▸ What you will do
Without the pictures, output the records below word for word.

▸ Entries supplied
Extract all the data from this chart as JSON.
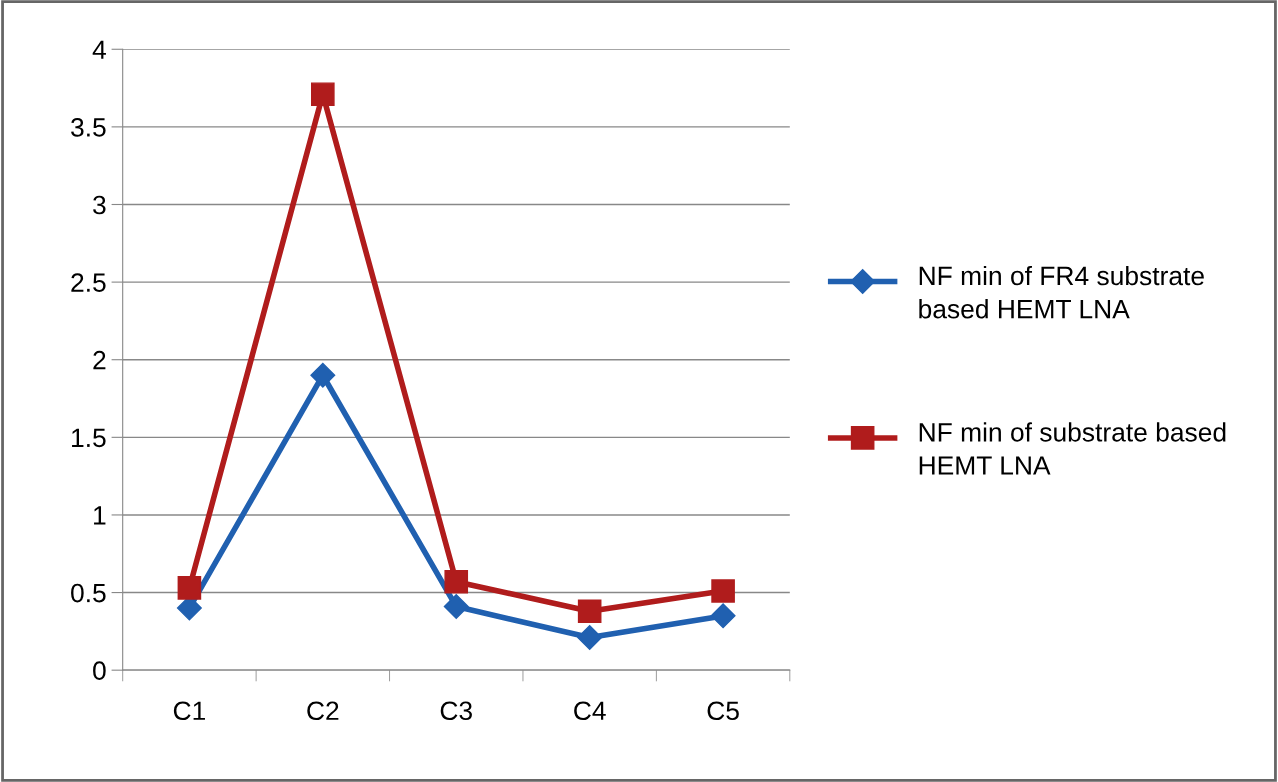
{
  "chart_data": {
    "type": "line",
    "categories": [
      "C1",
      "C2",
      "C3",
      "C4",
      "C5"
    ],
    "series": [
      {
        "name": "NF min of FR4 substrate based HEMT LNA",
        "color": "#2060b0",
        "marker": "diamond",
        "values": [
          0.4,
          1.9,
          0.41,
          0.21,
          0.35
        ]
      },
      {
        "name": "NF min of substrate based HEMT LNA",
        "color": "#b01c1c",
        "marker": "square",
        "values": [
          0.53,
          3.71,
          0.57,
          0.38,
          0.51
        ]
      }
    ],
    "ylim": [
      0,
      4
    ],
    "yticks": [
      0,
      0.5,
      1,
      1.5,
      2,
      2.5,
      3,
      3.5,
      4
    ],
    "grid": "y",
    "legend": "right",
    "line_style": "solid"
  }
}
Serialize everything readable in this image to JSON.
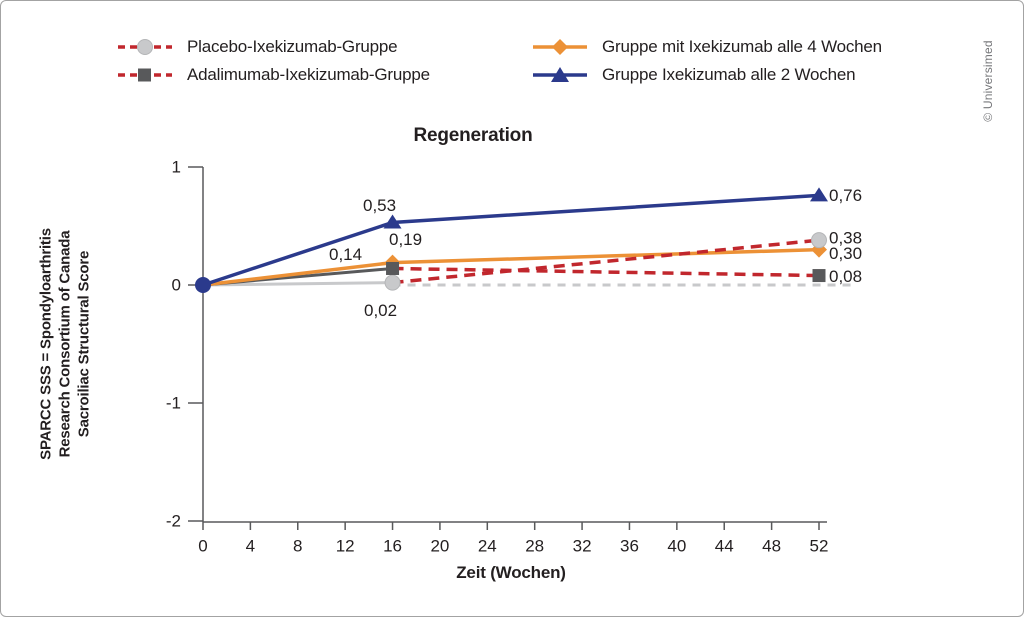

▸ Problem solution
Extract all the data from this chart as JSON.
{
  "chart_data": {
    "type": "line",
    "categories": [
      "C1",
      "C2",
      "C3",
      "C4",
      "C5"
    ],
    "series": [
      {
        "name": "NF min of FR4 substrate based HEMT LNA",
        "color": "#2060b0",
        "marker": "diamond",
        "values": [
          0.4,
          1.9,
          0.41,
          0.21,
          0.35
        ]
      },
      {
        "name": "NF min of substrate based HEMT LNA",
        "color": "#b01c1c",
        "marker": "square",
        "values": [
          0.53,
          3.71,
          0.57,
          0.38,
          0.51
        ]
      }
    ],
    "ylim": [
      0,
      4
    ],
    "yticks": [
      0,
      0.5,
      1,
      1.5,
      2,
      2.5,
      3,
      3.5,
      4
    ],
    "grid": "y",
    "legend": "right",
    "line_style": "solid"
  }
}
Serialize everything readable in this image to JSON.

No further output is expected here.